## DATASET EXCERPTS
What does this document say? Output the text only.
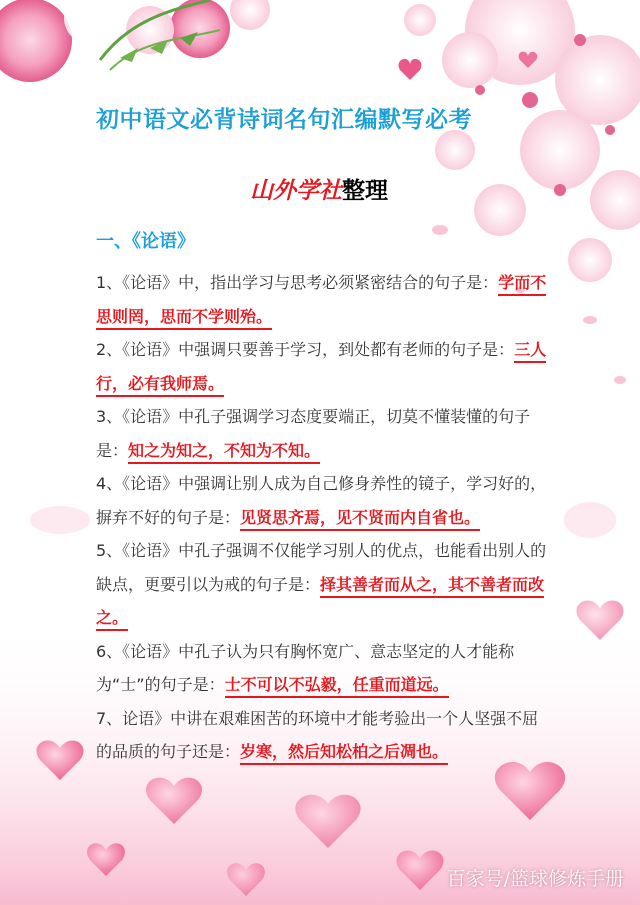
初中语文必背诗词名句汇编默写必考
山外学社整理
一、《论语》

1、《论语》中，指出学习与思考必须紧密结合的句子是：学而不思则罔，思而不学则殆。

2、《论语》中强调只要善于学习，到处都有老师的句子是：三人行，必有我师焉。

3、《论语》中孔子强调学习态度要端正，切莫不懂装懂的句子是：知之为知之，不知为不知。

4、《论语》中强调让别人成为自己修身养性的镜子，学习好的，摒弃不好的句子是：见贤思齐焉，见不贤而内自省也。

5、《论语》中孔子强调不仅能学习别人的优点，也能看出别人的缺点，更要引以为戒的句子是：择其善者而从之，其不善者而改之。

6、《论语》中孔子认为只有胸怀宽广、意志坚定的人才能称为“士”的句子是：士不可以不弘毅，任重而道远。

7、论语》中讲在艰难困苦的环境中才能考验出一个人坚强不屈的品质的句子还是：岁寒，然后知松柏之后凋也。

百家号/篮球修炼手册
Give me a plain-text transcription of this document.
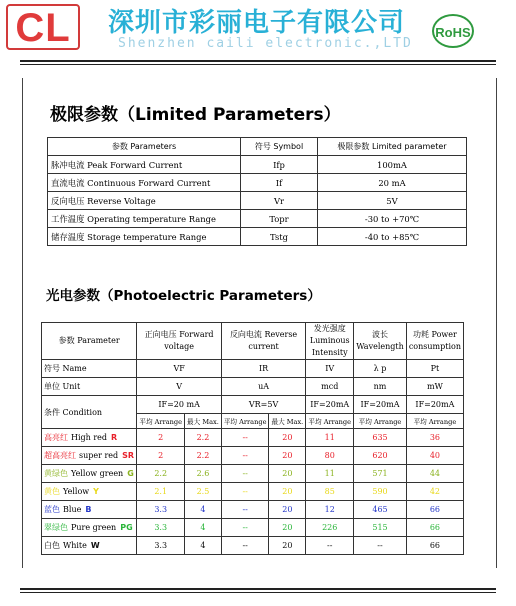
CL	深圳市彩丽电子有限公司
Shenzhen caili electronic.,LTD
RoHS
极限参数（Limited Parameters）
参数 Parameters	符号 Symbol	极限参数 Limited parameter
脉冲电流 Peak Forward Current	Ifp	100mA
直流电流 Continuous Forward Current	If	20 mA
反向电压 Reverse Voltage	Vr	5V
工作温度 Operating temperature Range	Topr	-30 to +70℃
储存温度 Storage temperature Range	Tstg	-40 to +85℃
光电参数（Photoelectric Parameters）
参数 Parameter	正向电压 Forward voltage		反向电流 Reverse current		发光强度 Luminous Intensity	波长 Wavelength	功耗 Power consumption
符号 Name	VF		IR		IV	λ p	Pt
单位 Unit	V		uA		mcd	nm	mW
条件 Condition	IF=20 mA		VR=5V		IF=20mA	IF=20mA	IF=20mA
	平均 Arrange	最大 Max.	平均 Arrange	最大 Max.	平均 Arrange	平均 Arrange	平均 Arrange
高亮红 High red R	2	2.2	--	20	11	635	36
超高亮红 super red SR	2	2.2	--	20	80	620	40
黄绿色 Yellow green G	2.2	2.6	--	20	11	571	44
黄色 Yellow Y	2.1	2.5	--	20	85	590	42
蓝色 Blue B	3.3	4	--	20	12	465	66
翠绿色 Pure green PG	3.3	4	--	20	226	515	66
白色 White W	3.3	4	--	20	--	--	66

---

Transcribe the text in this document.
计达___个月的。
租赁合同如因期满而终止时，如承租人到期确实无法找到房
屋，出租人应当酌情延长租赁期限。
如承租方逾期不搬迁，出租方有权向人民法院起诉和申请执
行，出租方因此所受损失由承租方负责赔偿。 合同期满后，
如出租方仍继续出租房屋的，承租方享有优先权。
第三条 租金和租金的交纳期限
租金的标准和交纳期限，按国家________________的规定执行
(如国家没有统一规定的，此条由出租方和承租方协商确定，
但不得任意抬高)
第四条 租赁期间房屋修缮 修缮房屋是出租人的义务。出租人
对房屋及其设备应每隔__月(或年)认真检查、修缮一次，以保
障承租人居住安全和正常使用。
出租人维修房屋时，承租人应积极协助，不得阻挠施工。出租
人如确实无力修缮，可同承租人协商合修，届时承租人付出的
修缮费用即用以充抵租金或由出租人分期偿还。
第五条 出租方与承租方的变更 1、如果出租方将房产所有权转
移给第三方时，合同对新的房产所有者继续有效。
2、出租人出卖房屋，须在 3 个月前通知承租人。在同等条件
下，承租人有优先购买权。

---

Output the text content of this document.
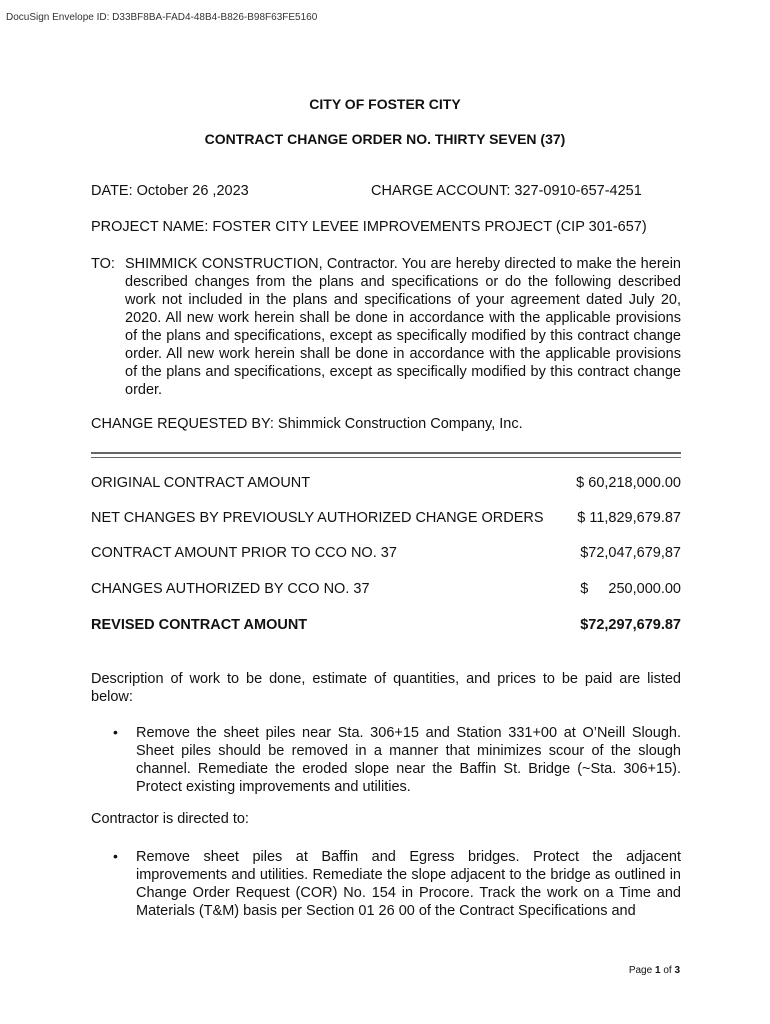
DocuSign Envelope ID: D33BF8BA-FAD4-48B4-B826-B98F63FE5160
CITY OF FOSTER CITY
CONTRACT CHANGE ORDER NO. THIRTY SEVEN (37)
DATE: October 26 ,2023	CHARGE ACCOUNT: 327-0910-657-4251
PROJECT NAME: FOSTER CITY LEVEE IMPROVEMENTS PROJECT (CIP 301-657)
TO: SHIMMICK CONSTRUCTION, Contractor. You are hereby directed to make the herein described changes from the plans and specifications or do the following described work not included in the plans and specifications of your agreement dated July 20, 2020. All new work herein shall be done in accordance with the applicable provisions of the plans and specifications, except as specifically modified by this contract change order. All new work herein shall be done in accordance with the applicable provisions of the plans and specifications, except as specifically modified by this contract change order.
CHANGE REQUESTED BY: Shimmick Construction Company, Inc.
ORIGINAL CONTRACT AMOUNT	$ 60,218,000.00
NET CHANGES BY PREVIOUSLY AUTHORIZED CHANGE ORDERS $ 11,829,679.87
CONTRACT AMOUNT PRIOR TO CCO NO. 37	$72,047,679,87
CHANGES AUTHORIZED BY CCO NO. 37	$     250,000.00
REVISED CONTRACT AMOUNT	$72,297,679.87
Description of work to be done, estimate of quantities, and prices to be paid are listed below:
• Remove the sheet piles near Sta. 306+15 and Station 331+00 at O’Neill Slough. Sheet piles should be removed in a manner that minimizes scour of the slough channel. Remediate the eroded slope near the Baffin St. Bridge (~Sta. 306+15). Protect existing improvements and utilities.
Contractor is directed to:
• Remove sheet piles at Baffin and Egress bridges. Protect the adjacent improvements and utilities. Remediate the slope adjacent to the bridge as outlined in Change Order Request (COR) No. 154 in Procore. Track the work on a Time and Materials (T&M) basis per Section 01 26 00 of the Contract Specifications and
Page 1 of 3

## REQUEST
Write out every line of the data that holds the word "Remove".

## TASK ANSWER
• Remove the sheet piles near Sta. 306+15 and Station 331+00 at O’Neill Slough. Sheet piles should be removed in a manner that minimizes scour of the slough channel. Remediate the eroded slope near the Baffin St. Bridge (~Sta. 306+15). Protect existing improvements and utilities.
• Remove sheet piles at Baffin and Egress bridges. Protect the adjacent improvements and utilities. Remediate the slope adjacent to the bridge as outlined in Change Order Request (COR) No. 154 in Procore. Track the work on a Time and Materials (T&M) basis per Section 01 26 00 of the Contract Specifications and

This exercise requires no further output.